* **WHAT TO PRODUCE**: Rewrite every line of the records below as a JSON list of strings, one string per line, leaving out blank lines.

* **MATERIAL FOR THIS TASK**:

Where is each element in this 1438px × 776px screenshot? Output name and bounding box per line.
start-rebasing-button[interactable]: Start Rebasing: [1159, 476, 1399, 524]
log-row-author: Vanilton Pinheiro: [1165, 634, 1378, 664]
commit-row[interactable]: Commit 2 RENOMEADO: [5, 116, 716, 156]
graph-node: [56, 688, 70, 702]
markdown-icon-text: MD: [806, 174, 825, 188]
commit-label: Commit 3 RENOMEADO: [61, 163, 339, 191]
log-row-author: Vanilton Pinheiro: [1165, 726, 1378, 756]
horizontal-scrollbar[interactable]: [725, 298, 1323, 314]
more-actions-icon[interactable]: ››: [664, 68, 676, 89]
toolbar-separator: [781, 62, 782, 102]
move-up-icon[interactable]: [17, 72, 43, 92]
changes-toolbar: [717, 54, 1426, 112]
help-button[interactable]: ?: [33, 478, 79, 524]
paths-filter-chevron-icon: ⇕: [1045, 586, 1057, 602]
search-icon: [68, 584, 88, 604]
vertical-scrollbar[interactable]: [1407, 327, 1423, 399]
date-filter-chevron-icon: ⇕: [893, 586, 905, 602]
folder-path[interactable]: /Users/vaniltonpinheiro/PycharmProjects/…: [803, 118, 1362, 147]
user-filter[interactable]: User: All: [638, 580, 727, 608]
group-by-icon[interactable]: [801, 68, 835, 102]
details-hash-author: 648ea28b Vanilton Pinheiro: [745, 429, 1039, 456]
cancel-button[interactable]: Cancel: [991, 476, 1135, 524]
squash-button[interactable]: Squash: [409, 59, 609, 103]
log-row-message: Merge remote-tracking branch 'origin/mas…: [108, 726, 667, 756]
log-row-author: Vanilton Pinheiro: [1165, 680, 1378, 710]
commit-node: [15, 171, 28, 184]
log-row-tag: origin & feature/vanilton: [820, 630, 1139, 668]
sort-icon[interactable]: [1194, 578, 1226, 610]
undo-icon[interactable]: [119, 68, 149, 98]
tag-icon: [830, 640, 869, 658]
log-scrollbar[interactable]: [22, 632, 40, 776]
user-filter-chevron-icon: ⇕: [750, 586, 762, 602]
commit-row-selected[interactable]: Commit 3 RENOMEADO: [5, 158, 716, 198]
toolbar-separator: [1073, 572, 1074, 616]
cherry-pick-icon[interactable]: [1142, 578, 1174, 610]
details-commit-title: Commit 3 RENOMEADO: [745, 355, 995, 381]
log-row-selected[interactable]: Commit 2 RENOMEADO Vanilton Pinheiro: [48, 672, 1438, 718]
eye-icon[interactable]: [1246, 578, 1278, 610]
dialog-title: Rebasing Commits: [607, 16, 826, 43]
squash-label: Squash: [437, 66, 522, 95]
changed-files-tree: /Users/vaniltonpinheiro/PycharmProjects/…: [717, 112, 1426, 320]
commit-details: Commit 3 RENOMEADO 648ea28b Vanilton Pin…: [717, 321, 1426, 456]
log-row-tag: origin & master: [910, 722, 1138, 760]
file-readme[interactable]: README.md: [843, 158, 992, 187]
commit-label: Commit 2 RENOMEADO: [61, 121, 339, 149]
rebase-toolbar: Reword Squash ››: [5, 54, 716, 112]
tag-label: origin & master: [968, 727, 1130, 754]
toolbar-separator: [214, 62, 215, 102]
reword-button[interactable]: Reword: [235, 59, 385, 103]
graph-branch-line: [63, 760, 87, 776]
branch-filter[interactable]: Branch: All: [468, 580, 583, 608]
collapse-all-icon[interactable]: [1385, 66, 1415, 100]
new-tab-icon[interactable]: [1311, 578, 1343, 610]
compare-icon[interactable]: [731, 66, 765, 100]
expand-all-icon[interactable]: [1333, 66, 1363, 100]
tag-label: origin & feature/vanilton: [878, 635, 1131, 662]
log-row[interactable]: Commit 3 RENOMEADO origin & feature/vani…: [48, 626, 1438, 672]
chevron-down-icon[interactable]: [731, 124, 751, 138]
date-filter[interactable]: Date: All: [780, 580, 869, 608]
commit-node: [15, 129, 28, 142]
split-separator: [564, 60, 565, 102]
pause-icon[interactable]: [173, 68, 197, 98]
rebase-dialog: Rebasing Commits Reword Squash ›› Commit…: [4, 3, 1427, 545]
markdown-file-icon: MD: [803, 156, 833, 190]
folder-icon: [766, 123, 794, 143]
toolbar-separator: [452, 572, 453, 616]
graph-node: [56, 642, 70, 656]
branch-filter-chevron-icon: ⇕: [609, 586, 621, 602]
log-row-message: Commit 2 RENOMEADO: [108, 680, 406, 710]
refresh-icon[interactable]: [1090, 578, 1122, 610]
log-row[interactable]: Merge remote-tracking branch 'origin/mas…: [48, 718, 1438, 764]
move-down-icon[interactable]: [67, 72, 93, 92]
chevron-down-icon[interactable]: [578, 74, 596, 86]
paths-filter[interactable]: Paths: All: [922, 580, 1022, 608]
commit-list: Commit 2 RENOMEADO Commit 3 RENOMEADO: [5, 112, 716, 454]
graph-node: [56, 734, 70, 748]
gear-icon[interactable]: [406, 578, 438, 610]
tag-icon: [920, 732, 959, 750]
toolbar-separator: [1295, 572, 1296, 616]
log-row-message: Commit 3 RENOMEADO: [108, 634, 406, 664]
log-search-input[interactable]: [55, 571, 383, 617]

* **TASK SOLUTION**:
[
  "Where is each element in this 1438px × 776px screenshot? Output name and bounding box per line.",
  "start-rebasing-button[interactable]: Start Rebasing: [1159, 476, 1399, 524]",
  "log-row-author: Vanilton Pinheiro: [1165, 634, 1378, 664]",
  "commit-row[interactable]: Commit 2 RENOMEADO: [5, 116, 716, 156]",
  "graph-node: [56, 688, 70, 702]",
  "markdown-icon-text: MD: [806, 174, 825, 188]",
  "commit-label: Commit 3 RENOMEADO: [61, 163, 339, 191]",
  "log-row-author: Vanilton Pinheiro: [1165, 726, 1378, 756]",
  "horizontal-scrollbar[interactable]: [725, 298, 1323, 314]",
  "more-actions-icon[interactable]: ››: [664, 68, 676, 89]",
  "toolbar-separator: [781, 62, 782, 102]",
  "move-up-icon[interactable]: [17, 72, 43, 92]",
  "changes-toolbar: [717, 54, 1426, 112]",
  "help-button[interactable]: ?: [33, 478, 79, 524]",
  "paths-filter-chevron-icon: ⇕: [1045, 586, 1057, 602]",
  "search-icon: [68, 584, 88, 604]",
  "vertical-scrollbar[interactable]: [1407, 327, 1423, 399]",
  "date-filter-chevron-icon: ⇕: [893, 586, 905, 602]",
  "folder-path[interactable]: /Users/vaniltonpinheiro/PycharmProjects/…: [803, 118, 1362, 147]",
  "user-filter[interactable]: User: All: [638, 580, 727, 608]",
  "group-by-icon[interactable]: [801, 68, 835, 102]",
  "details-hash-author: 648ea28b Vanilton Pinheiro: [745, 429, 1039, 456]",
  "cancel-button[interactable]: Cancel: [991, 476, 1135, 524]",
  "squash-button[interactable]: Squash: [409, 59, 609, 103]",
  "log-row-message: Merge remote-tracking branch 'origin/mas…: [108, 726, 667, 756]",
  "log-row-author: Vanilton Pinheiro: [1165, 680, 1378, 710]",
  "commit-node: [15, 171, 28, 184]",
  "log-row-tag: origin & feature/vanilton: [820, 630, 1139, 668]",
  "sort-icon[interactable]: [1194, 578, 1226, 610]",
  "undo-icon[interactable]: [119, 68, 149, 98]",
  "tag-icon: [830, 640, 869, 658]",
  "log-scrollbar[interactable]: [22, 632, 40, 776]",
  "user-filter-chevron-icon: ⇕: [750, 586, 762, 602]",
  "commit-row-selected[interactable]: Commit 3 RENOMEADO: [5, 158, 716, 198]",
  "toolbar-separator: [1073, 572, 1074, 616]",
  "cherry-pick-icon[interactable]: [1142, 578, 1174, 610]",
  "details-commit-title: Commit 3 RENOMEADO: [745, 355, 995, 381]",
  "log-row-selected[interactable]: Commit 2 RENOMEADO Vanilton Pinheiro: [48, 672, 1438, 718]",
  "eye-icon[interactable]: [1246, 578, 1278, 610]",
  "dialog-title: Rebasing Commits: [607, 16, 826, 43]",
  "squash-label: Squash: [437, 66, 522, 95]",
  "changed-files-tree: /Users/vaniltonpinheiro/PycharmProjects/…: [717, 112, 1426, 320]",
  "commit-details: Commit 3 RENOMEADO 648ea28b Vanilton Pin…: [717, 321, 1426, 456]",
  "log-row-tag: origin & master: [910, 722, 1138, 760]",
  "file-readme[interactable]: README.md: [843, 158, 992, 187]",
  "commit-label: Commit 2 RENOMEADO: [61, 121, 339, 149]",
  "rebase-toolbar: Reword Squash ››: [5, 54, 716, 112]",
  "tag-label: origin & master: [968, 727, 1130, 754]",
  "toolbar-separator: [214, 62, 215, 102]",
  "reword-button[interactable]: Reword: [235, 59, 385, 103]",
  "graph-branch-line: [63, 760, 87, 776]",
  "branch-filter[interactable]: Branch: All: [468, 580, 583, 608]",
  "collapse-all-icon[interactable]: [1385, 66, 1415, 100]",
  "new-tab-icon[interactable]: [1311, 578, 1343, 610]",
  "compare-icon[interactable]: [731, 66, 765, 100]",
  "expand-all-icon[interactable]: [1333, 66, 1363, 100]",
  "tag-label: origin & feature/vanilton: [878, 635, 1131, 662]",
  "log-row[interactable]: Commit 3 RENOMEADO origin & feature/vani…: [48, 626, 1438, 672]",
  "chevron-down-icon[interactable]: [731, 124, 751, 138]",
  "date-filter[interactable]: Date: All: [780, 580, 869, 608]",
  "commit-node: [15, 129, 28, 142]",
  "split-separator: [564, 60, 565, 102]",
  "pause-icon[interactable]: [173, 68, 197, 98]",
  "rebase-dialog: Rebasing Commits Reword Squash ›› Commit…: [4, 3, 1427, 545]",
  "markdown-file-icon: MD: [803, 156, 833, 190]",
  "folder-icon: [766, 123, 794, 143]",
  "toolbar-separator: [452, 572, 453, 616]",
  "graph-node: [56, 642, 70, 656]",
  "branch-filter-chevron-icon: ⇕: [609, 586, 621, 602]",
  "log-row-message: Commit 2 RENOMEADO: [108, 680, 406, 710]",
  "refresh-icon[interactable]: [1090, 578, 1122, 610]",
  "log-row[interactable]: Merge remote-tracking branch 'origin/mas…: [48, 718, 1438, 764]",
  "move-down-icon[interactable]: [67, 72, 93, 92]",
  "chevron-down-icon[interactable]: [578, 74, 596, 86]",
  "paths-filter[interactable]: Paths: All: [922, 580, 1022, 608]",
  "commit-list: Commit 2 RENOMEADO Commit 3 RENOMEADO: [5, 112, 716, 454]",
  "graph-node: [56, 734, 70, 748]",
  "gear-icon[interactable]: [406, 578, 438, 610]",
  "tag-icon: [920, 732, 959, 750]",
  "toolbar-separator: [1295, 572, 1296, 616]",
  "log-row-message: Commit 3 RENOMEADO: [108, 634, 406, 664]",
  "log-search-input[interactable]: [55, 571, 383, 617]"
]